Stated task »
Repeat the material verbatim. Images are excluded from the copy.

Records shown »
+ + + + +
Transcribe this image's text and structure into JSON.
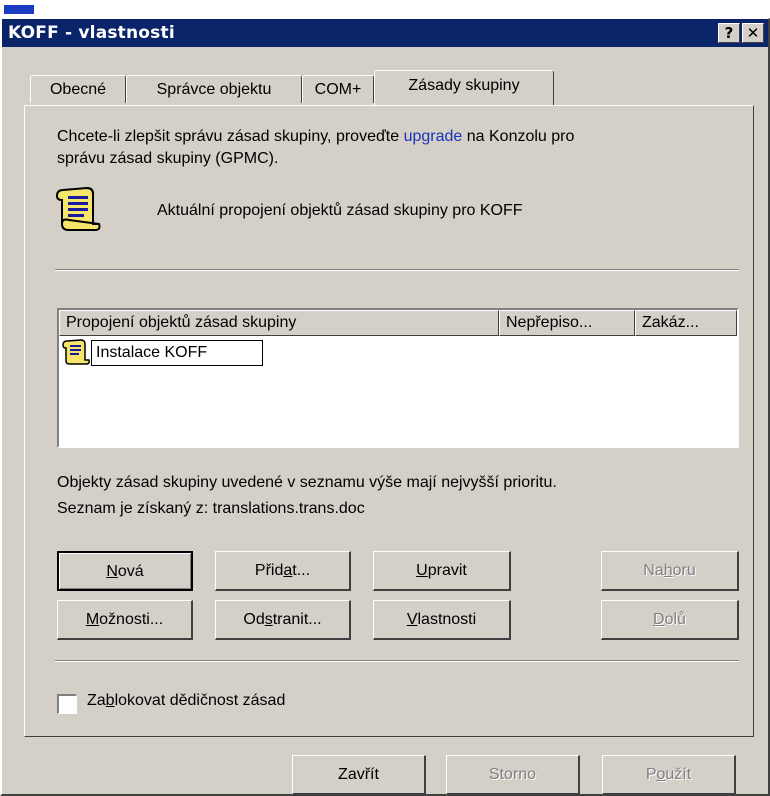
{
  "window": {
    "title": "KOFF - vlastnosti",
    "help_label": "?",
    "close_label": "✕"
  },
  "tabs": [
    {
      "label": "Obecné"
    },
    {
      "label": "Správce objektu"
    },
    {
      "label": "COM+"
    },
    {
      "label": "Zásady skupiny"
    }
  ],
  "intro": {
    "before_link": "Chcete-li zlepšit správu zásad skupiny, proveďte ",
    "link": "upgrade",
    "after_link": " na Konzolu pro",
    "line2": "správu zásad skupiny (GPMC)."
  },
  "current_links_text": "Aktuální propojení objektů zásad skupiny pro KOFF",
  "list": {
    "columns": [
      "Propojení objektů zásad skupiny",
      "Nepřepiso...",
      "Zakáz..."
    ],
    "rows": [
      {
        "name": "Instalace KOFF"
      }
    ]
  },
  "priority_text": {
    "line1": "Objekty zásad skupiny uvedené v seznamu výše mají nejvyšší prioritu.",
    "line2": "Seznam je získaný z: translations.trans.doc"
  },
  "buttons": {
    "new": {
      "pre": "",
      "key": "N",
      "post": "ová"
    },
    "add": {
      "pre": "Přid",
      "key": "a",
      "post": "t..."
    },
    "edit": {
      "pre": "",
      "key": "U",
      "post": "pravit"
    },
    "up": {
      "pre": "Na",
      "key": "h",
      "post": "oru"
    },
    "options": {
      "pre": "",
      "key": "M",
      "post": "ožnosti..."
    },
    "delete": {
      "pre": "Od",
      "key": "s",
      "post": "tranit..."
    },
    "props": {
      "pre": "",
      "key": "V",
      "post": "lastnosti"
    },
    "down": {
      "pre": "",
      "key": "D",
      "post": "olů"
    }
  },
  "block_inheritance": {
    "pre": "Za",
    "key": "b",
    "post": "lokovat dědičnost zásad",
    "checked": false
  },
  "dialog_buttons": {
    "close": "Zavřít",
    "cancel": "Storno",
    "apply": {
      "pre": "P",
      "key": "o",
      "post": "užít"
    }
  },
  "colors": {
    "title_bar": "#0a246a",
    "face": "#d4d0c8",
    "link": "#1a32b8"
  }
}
+ + + + +
The response »
Transcribe this image's text and structure into JSON.
{
  "window": {
    "title": "KOFF - vlastnosti",
    "help_label": "?",
    "close_label": "✕"
  },
  "tabs": [
    {
      "label": "Obecné"
    },
    {
      "label": "Správce objektu"
    },
    {
      "label": "COM+"
    },
    {
      "label": "Zásady skupiny"
    }
  ],
  "intro": {
    "before_link": "Chcete-li zlepšit správu zásad skupiny, proveďte ",
    "link": "upgrade",
    "after_link": " na Konzolu pro",
    "line2": "správu zásad skupiny (GPMC)."
  },
  "current_links_text": "Aktuální propojení objektů zásad skupiny pro KOFF",
  "list": {
    "columns": [
      "Propojení objektů zásad skupiny",
      "Nepřepiso...",
      "Zakáz..."
    ],
    "rows": [
      {
        "name": "Instalace KOFF"
      }
    ]
  },
  "priority_text": {
    "line1": "Objekty zásad skupiny uvedené v seznamu výše mají nejvyšší prioritu.",
    "line2": "Seznam je získaný z: translations.trans.doc"
  },
  "buttons": {
    "new": {
      "pre": "",
      "key": "N",
      "post": "ová"
    },
    "add": {
      "pre": "Přid",
      "key": "a",
      "post": "t..."
    },
    "edit": {
      "pre": "",
      "key": "U",
      "post": "pravit"
    },
    "up": {
      "pre": "Na",
      "key": "h",
      "post": "oru"
    },
    "options": {
      "pre": "",
      "key": "M",
      "post": "ožnosti..."
    },
    "delete": {
      "pre": "Od",
      "key": "s",
      "post": "tranit..."
    },
    "props": {
      "pre": "",
      "key": "V",
      "post": "lastnosti"
    },
    "down": {
      "pre": "",
      "key": "D",
      "post": "olů"
    }
  },
  "block_inheritance": {
    "pre": "Za",
    "key": "b",
    "post": "lokovat dědičnost zásad",
    "checked": false
  },
  "dialog_buttons": {
    "close": "Zavřít",
    "cancel": "Storno",
    "apply": {
      "pre": "P",
      "key": "o",
      "post": "užít"
    }
  },
  "colors": {
    "title_bar": "#0a246a",
    "face": "#d4d0c8",
    "link": "#1a32b8"
  }
}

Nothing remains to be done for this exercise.